>> Begin INFORMATION SHOWN
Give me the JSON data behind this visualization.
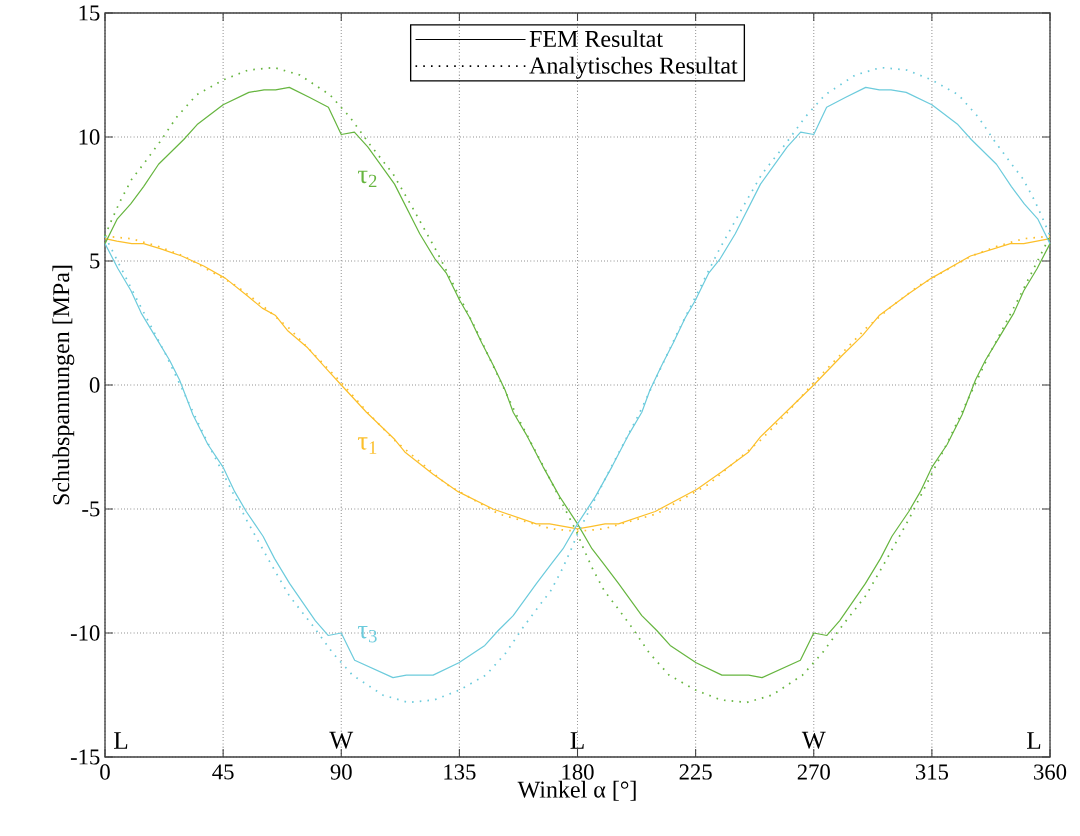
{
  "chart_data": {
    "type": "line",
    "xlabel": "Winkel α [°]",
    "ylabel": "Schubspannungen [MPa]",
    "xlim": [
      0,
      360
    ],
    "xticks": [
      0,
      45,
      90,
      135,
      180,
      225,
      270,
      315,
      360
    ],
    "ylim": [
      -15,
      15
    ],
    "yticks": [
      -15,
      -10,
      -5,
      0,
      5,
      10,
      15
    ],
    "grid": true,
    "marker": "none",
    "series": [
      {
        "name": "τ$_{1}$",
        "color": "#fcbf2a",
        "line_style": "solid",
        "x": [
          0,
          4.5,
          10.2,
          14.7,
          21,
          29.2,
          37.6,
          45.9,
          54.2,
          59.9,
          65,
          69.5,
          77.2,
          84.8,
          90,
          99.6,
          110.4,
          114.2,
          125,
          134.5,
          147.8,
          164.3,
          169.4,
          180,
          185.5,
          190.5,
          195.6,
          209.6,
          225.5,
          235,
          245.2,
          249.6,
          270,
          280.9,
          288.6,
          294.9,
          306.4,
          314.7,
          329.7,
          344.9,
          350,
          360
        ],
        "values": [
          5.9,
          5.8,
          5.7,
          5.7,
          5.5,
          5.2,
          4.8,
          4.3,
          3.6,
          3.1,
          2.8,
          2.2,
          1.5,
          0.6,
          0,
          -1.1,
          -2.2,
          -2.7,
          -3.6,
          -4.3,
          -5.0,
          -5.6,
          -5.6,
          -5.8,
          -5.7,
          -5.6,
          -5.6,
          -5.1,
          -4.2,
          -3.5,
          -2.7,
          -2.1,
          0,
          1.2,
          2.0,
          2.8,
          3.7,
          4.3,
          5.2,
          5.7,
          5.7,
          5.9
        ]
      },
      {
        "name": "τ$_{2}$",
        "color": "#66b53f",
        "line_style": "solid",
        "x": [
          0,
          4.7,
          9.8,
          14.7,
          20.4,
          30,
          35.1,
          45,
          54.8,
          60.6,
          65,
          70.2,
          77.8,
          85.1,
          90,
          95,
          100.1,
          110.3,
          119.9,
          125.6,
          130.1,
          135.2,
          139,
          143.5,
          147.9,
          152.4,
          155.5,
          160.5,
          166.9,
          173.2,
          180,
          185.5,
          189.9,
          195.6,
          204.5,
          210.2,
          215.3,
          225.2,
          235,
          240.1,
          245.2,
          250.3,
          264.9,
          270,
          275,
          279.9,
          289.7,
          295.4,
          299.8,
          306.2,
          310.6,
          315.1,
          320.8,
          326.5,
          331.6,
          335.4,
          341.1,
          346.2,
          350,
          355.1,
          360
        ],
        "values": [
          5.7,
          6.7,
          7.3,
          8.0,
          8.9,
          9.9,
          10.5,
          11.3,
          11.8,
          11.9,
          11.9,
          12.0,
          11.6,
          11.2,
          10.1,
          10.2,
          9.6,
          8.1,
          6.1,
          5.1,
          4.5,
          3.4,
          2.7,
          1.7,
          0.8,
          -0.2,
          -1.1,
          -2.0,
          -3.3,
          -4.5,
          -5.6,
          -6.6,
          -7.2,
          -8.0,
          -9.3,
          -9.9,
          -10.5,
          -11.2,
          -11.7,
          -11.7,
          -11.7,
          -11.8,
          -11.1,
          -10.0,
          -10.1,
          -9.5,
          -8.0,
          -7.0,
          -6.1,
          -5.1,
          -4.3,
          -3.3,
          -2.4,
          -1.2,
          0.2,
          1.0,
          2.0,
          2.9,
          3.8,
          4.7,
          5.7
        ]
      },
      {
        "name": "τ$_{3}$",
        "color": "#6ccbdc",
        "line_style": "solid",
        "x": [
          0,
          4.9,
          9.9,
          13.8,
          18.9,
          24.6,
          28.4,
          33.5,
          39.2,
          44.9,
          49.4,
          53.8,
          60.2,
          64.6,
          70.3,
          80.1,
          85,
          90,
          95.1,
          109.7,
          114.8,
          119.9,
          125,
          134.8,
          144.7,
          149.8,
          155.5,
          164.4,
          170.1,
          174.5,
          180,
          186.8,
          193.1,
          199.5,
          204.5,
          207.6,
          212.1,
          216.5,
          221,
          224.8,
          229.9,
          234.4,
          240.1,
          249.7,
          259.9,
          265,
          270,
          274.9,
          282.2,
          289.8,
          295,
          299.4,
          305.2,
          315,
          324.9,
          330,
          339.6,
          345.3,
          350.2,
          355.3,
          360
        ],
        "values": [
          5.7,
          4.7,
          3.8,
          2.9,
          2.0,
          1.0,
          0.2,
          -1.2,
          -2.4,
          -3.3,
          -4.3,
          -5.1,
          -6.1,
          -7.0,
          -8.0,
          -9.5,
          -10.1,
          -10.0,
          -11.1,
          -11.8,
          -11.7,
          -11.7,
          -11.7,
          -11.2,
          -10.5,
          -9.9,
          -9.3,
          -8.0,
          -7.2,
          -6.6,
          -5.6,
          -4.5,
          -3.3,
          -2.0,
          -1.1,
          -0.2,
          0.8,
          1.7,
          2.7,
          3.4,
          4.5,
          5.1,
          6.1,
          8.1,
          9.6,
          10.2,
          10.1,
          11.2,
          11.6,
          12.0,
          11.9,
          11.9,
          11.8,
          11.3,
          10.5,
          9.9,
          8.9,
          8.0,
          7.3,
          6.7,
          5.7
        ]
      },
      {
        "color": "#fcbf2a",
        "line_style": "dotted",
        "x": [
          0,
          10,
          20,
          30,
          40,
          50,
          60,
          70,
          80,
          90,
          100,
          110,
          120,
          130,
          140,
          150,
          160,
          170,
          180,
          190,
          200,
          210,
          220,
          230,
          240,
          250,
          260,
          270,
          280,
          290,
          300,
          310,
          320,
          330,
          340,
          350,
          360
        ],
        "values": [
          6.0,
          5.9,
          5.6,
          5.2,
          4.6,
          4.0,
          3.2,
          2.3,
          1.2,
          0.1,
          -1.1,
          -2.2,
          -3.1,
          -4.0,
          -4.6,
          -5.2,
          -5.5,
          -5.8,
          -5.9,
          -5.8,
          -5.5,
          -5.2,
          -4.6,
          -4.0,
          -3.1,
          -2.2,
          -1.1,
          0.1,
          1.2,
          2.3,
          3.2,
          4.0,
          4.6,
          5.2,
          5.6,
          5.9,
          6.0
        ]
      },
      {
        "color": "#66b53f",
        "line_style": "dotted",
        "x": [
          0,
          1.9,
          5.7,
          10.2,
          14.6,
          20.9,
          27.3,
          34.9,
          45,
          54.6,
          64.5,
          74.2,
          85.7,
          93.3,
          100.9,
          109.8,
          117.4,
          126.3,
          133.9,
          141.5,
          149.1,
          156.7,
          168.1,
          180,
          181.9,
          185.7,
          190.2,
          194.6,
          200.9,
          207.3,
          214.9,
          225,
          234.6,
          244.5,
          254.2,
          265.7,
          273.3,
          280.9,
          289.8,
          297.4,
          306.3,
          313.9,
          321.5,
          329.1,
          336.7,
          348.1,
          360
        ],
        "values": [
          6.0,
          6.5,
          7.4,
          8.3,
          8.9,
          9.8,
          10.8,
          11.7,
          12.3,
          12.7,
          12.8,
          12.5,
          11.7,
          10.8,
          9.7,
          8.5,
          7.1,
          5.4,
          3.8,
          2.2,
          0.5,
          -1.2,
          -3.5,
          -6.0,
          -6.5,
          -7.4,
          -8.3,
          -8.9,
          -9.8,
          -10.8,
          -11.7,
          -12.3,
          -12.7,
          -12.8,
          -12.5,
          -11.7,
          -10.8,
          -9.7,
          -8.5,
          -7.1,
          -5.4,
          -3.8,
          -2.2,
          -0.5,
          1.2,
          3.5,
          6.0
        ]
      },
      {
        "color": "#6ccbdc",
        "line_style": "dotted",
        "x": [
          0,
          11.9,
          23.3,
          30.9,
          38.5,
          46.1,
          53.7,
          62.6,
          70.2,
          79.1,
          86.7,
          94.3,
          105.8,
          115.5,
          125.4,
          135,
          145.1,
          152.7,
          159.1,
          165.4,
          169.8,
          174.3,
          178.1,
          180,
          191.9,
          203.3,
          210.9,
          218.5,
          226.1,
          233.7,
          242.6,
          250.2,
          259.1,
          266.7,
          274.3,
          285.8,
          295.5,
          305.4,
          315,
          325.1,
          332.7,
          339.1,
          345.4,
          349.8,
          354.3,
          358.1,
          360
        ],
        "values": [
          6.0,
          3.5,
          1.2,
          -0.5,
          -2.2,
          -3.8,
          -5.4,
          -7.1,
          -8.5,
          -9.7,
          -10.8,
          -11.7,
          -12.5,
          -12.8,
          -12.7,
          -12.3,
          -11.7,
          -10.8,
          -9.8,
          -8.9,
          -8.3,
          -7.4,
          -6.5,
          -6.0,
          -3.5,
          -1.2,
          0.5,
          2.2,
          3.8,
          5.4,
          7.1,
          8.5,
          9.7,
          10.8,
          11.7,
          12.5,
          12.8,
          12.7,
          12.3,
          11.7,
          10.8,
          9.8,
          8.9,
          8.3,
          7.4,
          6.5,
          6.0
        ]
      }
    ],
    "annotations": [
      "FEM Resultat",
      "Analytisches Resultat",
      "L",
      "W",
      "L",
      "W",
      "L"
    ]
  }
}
>> End INFORMATION SHOWN
:: YOUR TASK ::
Identify every line above with the string "Resultat" in it. Copy those lines.

:: EXERCISE ANSWER ::
      "FEM Resultat",
      "Analytisches Resultat",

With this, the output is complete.